:: Short exercise ::
Convert every line of the records below into a Markdown table with two columns, "Row" and "Text": number the rows in order and omit any blank lines.

:: Supplied material ::
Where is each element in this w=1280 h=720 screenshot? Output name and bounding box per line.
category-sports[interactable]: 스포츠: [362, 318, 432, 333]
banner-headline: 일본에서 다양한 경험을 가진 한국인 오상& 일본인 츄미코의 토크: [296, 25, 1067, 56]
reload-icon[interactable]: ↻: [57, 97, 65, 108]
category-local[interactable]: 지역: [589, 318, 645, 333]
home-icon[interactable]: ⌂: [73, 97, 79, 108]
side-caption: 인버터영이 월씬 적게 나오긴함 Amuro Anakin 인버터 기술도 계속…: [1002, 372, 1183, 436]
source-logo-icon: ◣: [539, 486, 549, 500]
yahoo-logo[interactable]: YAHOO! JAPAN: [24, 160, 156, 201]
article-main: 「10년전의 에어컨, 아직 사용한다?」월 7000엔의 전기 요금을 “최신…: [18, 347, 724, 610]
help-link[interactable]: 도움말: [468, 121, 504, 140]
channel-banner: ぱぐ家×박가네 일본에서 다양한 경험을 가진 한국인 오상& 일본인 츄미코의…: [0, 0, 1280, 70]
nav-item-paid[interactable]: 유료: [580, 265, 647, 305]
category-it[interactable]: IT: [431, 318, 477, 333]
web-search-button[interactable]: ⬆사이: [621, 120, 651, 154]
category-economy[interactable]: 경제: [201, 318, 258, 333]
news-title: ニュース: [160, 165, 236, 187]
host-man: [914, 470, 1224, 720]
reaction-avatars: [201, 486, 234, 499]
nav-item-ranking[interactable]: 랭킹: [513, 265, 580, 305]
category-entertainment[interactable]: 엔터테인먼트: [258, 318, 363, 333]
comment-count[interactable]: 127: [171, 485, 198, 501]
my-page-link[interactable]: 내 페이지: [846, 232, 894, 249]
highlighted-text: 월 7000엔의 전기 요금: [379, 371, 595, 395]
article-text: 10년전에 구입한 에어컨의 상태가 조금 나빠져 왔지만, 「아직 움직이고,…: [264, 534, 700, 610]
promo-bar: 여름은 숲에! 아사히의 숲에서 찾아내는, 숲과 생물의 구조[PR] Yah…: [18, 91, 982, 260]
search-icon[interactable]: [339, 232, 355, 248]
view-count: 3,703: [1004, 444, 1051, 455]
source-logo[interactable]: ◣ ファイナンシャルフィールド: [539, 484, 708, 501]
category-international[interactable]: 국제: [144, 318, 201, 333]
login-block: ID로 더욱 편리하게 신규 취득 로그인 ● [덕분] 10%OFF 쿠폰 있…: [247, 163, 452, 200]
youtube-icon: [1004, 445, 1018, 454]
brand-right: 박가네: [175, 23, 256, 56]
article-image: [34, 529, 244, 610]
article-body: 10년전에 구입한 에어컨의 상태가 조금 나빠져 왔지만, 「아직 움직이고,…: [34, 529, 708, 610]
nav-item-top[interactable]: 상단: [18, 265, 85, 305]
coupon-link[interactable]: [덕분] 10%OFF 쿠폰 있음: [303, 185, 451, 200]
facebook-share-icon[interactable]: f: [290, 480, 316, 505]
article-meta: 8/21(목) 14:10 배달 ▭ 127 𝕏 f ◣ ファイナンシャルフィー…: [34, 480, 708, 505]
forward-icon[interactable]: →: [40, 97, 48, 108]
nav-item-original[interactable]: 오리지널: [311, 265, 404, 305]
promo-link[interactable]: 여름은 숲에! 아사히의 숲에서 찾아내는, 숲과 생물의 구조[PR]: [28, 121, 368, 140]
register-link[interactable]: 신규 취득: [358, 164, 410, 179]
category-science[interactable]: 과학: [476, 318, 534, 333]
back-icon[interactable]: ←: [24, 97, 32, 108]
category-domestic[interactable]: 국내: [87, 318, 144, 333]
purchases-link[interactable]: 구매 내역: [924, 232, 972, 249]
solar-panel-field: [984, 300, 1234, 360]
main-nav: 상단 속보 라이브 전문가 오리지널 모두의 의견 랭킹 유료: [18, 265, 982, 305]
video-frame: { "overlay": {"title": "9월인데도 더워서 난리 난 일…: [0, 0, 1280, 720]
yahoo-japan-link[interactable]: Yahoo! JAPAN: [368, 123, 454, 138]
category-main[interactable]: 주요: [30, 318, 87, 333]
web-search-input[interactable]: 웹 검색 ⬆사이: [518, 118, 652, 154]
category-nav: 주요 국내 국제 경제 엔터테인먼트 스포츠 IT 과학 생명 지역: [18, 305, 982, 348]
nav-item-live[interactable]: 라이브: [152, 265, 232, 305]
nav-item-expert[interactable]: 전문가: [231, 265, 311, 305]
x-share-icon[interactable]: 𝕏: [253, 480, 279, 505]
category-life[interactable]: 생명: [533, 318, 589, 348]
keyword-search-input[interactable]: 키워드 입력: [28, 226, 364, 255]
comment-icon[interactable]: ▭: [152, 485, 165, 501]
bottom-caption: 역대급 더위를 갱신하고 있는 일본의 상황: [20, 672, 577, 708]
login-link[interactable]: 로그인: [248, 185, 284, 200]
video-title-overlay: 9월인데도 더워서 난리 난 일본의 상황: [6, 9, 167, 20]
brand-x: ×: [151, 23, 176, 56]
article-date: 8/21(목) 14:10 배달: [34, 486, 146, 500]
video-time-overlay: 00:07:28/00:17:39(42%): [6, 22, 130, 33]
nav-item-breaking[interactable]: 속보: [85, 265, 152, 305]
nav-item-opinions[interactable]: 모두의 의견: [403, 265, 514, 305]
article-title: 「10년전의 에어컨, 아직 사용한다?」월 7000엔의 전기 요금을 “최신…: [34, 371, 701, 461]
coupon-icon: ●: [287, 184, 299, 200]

:: Written solution ::
| Row | Text |
|---|---|
| 1 | Where is each element in this w=1280 h=720 screenshot? Output name and bounding box per line. |
| 2 | category-sports[interactable]: 스포츠: [362, 318, 432, 333] |
| 3 | banner-headline: 일본에서 다양한 경험을 가진 한국인 오상& 일본인 츄미코의 토크: [296, 25, 1067, 56] |
| 4 | reload-icon[interactable]: ↻: [57, 97, 65, 108] |
| 5 | category-local[interactable]: 지역: [589, 318, 645, 333] |
| 6 | home-icon[interactable]: ⌂: [73, 97, 79, 108] |
| 7 | side-caption: 인버터영이 월씬 적게 나오긴함 Amuro Anakin 인버터 기술도 계속…: [1002, 372, 1183, 436] |
| 8 | source-logo-icon: ◣: [539, 486, 549, 500] |
| 9 | yahoo-logo[interactable]: YAHOO! JAPAN: [24, 160, 156, 201] |
| 10 | article-main: 「10년전의 에어컨, 아직 사용한다?」월 7000엔의 전기 요금을 “최신…: [18, 347, 724, 610] |
| 11 | help-link[interactable]: 도움말: [468, 121, 504, 140] |
| 12 | channel-banner: ぱぐ家×박가네 일본에서 다양한 경험을 가진 한국인 오상& 일본인 츄미코의…: [0, 0, 1280, 70] |
| 13 | nav-item-paid[interactable]: 유료: [580, 265, 647, 305] |
| 14 | category-it[interactable]: IT: [431, 318, 477, 333] |
| 15 | web-search-button[interactable]: ⬆사이: [621, 120, 651, 154] |
| 16 | category-economy[interactable]: 경제: [201, 318, 258, 333] |
| 17 | news-title: ニュース: [160, 165, 236, 187] |
| 18 | host-man: [914, 470, 1224, 720] |
| 19 | reaction-avatars: [201, 486, 234, 499] |
| 20 | nav-item-ranking[interactable]: 랭킹: [513, 265, 580, 305] |
| 21 | category-entertainment[interactable]: 엔터테인먼트: [258, 318, 363, 333] |
| 22 | comment-count[interactable]: 127: [171, 485, 198, 501] |
| 23 | my-page-link[interactable]: 내 페이지: [846, 232, 894, 249] |
| 24 | highlighted-text: 월 7000엔의 전기 요금: [379, 371, 595, 395] |
| 25 | article-text: 10년전에 구입한 에어컨의 상태가 조금 나빠져 왔지만, 「아직 움직이고,…: [264, 534, 700, 610] |
| 26 | promo-bar: 여름은 숲에! 아사히의 숲에서 찾아내는, 숲과 생물의 구조[PR] Yah…: [18, 91, 982, 260] |
| 27 | search-icon[interactable]: [339, 232, 355, 248] |
| 28 | view-count: 3,703: [1004, 444, 1051, 455] |
| 29 | source-logo[interactable]: ◣ ファイナンシャルフィールド: [539, 484, 708, 501] |
| 30 | category-international[interactable]: 국제: [144, 318, 201, 333] |
| 31 | login-block: ID로 더욱 편리하게 신규 취득 로그인 ● [덕분] 10%OFF 쿠폰 있…: [247, 163, 452, 200] |
| 32 | youtube-icon: [1004, 445, 1018, 454] |
| 33 | brand-right: 박가네: [175, 23, 256, 56] |
| 34 | article-image: [34, 529, 244, 610] |
| 35 | article-body: 10년전에 구입한 에어컨의 상태가 조금 나빠져 왔지만, 「아직 움직이고,…: [34, 529, 708, 610] |
| 36 | nav-item-top[interactable]: 상단: [18, 265, 85, 305] |
| 37 | coupon-link[interactable]: [덕분] 10%OFF 쿠폰 있음: [303, 185, 451, 200] |
| 38 | facebook-share-icon[interactable]: f: [290, 480, 316, 505] |
| 39 | article-meta: 8/21(목) 14:10 배달 ▭ 127 𝕏 f ◣ ファイナンシャルフィー…: [34, 480, 708, 505] |
| 40 | forward-icon[interactable]: →: [40, 97, 48, 108] |
| 41 | nav-item-original[interactable]: 오리지널: [311, 265, 404, 305] |
| 42 | promo-link[interactable]: 여름은 숲에! 아사히의 숲에서 찾아내는, 숲과 생물의 구조[PR]: [28, 121, 368, 140] |
| 43 | register-link[interactable]: 신규 취득: [358, 164, 410, 179] |
| 44 | category-science[interactable]: 과학: [476, 318, 534, 333] |
| 45 | back-icon[interactable]: ←: [24, 97, 32, 108] |
| 46 | category-domestic[interactable]: 국내: [87, 318, 144, 333] |
| 47 | purchases-link[interactable]: 구매 내역: [924, 232, 972, 249] |
| 48 | solar-panel-field: [984, 300, 1234, 360] |
| 49 | main-nav: 상단 속보 라이브 전문가 오리지널 모두의 의견 랭킹 유료: [18, 265, 982, 305] |
| 50 | video-frame: { "overlay": {"title": "9월인데도 더워서 난리 난 일…: [0, 0, 1280, 720] |
| 51 | yahoo-japan-link[interactable]: Yahoo! JAPAN: [368, 123, 454, 138] |
| 52 | category-main[interactable]: 주요: [30, 318, 87, 333] |
| 53 | web-search-input[interactable]: 웹 검색 ⬆사이: [518, 118, 652, 154] |
| 54 | category-nav: 주요 국내 국제 경제 엔터테인먼트 스포츠 IT 과학 생명 지역: [18, 305, 982, 348] |
| 55 | nav-item-live[interactable]: 라이브: [152, 265, 232, 305] |
| 56 | nav-item-expert[interactable]: 전문가: [231, 265, 311, 305] |
| 57 | x-share-icon[interactable]: 𝕏: [253, 480, 279, 505] |
| 58 | category-life[interactable]: 생명: [533, 318, 589, 348] |
| 59 | keyword-search-input[interactable]: 키워드 입력: [28, 226, 364, 255] |
| 60 | comment-icon[interactable]: ▭: [152, 485, 165, 501] |
| 61 | bottom-caption: 역대급 더위를 갱신하고 있는 일본의 상황: [20, 672, 577, 708] |
| 62 | login-link[interactable]: 로그인: [248, 185, 284, 200] |
| 63 | video-title-overlay: 9월인데도 더워서 난리 난 일본의 상황: [6, 9, 167, 20] |
| 64 | brand-x: ×: [151, 23, 176, 56] |
| 65 | article-date: 8/21(목) 14:10 배달: [34, 486, 146, 500] |
| 66 | video-time-overlay: 00:07:28/00:17:39(42%): [6, 22, 130, 33] |
| 67 | nav-item-breaking[interactable]: 속보: [85, 265, 152, 305] |
| 68 | nav-item-opinions[interactable]: 모두의 의견: [403, 265, 514, 305] |
| 69 | article-title: 「10년전의 에어컨, 아직 사용한다?」월 7000엔의 전기 요금을 “최신…: [34, 371, 701, 461] |
| 70 | coupon-icon: ●: [287, 184, 299, 200] |